Copy every line of the entries that includes the word "label".

— begin DATASET CONTENT —

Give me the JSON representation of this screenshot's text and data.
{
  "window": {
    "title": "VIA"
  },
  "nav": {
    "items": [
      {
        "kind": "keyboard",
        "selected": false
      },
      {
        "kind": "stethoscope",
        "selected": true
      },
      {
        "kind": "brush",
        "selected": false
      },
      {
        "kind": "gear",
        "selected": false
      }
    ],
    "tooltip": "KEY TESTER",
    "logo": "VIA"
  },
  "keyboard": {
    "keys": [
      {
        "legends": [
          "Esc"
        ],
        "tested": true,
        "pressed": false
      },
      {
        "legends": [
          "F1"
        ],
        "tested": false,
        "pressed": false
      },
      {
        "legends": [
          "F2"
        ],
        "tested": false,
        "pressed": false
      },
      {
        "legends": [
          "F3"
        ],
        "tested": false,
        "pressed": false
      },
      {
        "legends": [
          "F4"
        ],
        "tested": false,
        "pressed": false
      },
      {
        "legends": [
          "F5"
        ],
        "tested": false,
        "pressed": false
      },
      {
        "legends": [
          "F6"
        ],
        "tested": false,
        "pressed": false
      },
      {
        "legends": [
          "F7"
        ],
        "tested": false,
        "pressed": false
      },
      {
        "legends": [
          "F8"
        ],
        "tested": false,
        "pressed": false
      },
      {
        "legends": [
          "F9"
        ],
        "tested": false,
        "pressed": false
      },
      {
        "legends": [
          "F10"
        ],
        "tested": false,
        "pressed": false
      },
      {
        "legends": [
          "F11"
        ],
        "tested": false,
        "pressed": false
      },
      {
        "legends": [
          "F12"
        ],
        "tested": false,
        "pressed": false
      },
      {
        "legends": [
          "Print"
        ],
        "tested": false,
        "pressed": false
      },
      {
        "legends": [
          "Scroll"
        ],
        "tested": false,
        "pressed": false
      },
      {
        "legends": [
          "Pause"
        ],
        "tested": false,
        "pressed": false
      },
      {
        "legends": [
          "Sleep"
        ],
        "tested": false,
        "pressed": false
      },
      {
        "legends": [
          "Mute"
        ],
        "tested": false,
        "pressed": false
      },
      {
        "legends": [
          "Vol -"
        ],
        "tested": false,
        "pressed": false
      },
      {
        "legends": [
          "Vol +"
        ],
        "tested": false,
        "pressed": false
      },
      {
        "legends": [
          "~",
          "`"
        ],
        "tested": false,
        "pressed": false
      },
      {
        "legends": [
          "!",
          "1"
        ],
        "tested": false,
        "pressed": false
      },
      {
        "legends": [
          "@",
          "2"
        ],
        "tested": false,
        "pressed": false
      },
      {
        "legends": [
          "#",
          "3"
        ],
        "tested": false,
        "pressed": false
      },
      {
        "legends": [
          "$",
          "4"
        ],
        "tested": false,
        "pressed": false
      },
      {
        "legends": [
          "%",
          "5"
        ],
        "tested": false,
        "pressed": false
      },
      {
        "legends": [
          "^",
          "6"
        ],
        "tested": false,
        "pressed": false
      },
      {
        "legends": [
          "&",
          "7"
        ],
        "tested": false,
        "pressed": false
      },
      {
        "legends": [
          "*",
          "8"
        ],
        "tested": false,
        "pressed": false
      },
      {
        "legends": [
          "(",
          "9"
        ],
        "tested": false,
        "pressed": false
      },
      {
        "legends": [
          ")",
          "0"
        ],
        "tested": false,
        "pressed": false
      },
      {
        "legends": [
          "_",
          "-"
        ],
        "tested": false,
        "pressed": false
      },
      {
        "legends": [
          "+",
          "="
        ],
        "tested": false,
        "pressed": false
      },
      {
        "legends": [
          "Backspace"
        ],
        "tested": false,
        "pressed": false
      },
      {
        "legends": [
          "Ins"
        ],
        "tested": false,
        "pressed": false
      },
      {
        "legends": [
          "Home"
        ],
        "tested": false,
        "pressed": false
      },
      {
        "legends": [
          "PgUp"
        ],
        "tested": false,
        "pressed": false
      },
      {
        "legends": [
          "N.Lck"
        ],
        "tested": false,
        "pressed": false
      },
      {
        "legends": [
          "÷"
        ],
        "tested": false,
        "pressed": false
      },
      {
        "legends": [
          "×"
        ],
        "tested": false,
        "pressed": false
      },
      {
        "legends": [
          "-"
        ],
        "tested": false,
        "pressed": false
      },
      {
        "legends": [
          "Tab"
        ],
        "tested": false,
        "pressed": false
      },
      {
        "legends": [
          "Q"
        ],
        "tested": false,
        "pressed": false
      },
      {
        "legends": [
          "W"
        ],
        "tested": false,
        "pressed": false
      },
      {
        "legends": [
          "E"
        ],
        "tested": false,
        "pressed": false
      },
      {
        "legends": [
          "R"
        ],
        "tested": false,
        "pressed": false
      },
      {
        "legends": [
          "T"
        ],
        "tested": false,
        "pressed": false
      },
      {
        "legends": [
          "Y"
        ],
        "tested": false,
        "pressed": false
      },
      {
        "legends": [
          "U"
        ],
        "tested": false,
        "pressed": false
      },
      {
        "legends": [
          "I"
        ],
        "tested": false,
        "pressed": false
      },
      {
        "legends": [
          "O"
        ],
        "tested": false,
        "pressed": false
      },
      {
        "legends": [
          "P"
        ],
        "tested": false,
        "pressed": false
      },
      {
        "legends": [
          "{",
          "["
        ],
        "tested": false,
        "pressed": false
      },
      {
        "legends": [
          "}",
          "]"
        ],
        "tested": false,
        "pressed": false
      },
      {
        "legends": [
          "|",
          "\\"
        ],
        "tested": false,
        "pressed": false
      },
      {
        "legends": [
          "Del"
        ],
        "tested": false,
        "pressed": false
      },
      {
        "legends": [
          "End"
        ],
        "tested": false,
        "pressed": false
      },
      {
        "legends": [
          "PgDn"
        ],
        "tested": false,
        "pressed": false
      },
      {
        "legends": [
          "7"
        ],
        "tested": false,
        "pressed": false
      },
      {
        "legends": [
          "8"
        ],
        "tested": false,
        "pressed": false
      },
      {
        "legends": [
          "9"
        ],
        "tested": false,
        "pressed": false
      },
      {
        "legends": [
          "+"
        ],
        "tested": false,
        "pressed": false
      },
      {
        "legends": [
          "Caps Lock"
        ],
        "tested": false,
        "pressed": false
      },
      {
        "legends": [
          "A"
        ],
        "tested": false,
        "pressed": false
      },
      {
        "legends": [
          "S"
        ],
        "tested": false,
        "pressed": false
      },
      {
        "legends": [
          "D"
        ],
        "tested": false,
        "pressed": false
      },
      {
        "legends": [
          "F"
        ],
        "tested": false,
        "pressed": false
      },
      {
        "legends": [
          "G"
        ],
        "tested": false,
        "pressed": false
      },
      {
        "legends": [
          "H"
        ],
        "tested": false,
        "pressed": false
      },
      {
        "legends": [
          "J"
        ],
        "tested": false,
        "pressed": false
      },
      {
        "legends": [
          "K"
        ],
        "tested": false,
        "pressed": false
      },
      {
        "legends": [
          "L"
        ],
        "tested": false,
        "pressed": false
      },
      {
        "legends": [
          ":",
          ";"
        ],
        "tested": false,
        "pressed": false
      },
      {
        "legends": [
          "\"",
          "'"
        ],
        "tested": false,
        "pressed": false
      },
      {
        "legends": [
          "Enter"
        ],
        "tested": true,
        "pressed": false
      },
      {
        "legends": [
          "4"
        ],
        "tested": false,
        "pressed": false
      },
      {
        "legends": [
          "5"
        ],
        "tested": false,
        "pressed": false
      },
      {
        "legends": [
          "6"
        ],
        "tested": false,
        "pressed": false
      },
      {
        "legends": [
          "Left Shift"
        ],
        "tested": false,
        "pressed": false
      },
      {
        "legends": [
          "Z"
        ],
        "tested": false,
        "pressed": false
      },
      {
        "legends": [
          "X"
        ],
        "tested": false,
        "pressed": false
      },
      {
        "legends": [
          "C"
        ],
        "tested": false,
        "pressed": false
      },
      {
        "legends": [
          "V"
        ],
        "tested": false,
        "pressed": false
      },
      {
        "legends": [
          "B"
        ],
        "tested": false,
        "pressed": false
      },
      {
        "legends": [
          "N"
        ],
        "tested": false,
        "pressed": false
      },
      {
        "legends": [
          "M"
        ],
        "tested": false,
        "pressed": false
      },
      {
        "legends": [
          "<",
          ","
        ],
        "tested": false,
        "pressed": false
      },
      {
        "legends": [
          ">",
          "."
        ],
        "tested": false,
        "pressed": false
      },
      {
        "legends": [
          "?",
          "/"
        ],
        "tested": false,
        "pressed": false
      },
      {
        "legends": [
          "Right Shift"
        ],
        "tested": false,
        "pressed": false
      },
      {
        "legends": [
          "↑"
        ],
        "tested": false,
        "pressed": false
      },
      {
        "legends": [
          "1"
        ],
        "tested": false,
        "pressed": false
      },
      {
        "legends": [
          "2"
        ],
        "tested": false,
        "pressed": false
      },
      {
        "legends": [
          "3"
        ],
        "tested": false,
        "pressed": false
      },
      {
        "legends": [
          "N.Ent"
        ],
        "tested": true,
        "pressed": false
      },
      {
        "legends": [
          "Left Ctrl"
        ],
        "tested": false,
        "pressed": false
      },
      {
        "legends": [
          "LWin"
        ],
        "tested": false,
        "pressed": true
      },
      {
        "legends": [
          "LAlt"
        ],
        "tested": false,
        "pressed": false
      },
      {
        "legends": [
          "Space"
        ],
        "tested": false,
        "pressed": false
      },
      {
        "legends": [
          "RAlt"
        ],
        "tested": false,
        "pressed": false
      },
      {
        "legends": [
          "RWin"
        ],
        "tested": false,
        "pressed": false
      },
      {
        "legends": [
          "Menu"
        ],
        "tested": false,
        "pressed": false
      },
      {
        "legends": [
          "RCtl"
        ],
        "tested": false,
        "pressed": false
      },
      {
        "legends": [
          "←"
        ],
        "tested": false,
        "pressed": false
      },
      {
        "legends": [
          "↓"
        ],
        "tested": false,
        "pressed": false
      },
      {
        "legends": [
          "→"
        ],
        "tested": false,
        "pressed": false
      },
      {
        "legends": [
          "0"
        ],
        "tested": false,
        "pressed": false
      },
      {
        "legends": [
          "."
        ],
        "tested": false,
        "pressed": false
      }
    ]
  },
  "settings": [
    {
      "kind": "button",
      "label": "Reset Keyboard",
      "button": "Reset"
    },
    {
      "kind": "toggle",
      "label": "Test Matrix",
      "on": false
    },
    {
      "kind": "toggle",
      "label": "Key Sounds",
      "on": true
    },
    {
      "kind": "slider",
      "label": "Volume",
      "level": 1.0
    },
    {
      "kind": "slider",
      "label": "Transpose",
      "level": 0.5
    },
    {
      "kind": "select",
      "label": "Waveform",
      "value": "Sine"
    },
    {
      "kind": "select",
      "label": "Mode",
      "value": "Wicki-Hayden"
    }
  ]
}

— end DATASET CONTENT —

> _TASK ANSWER_
      "label": "Reset Keyboard",
      "label": "Test Matrix",
      "label": "Key Sounds",
      "label": "Volume",
      "label": "Transpose",
      "label": "Waveform",
      "label": "Mode",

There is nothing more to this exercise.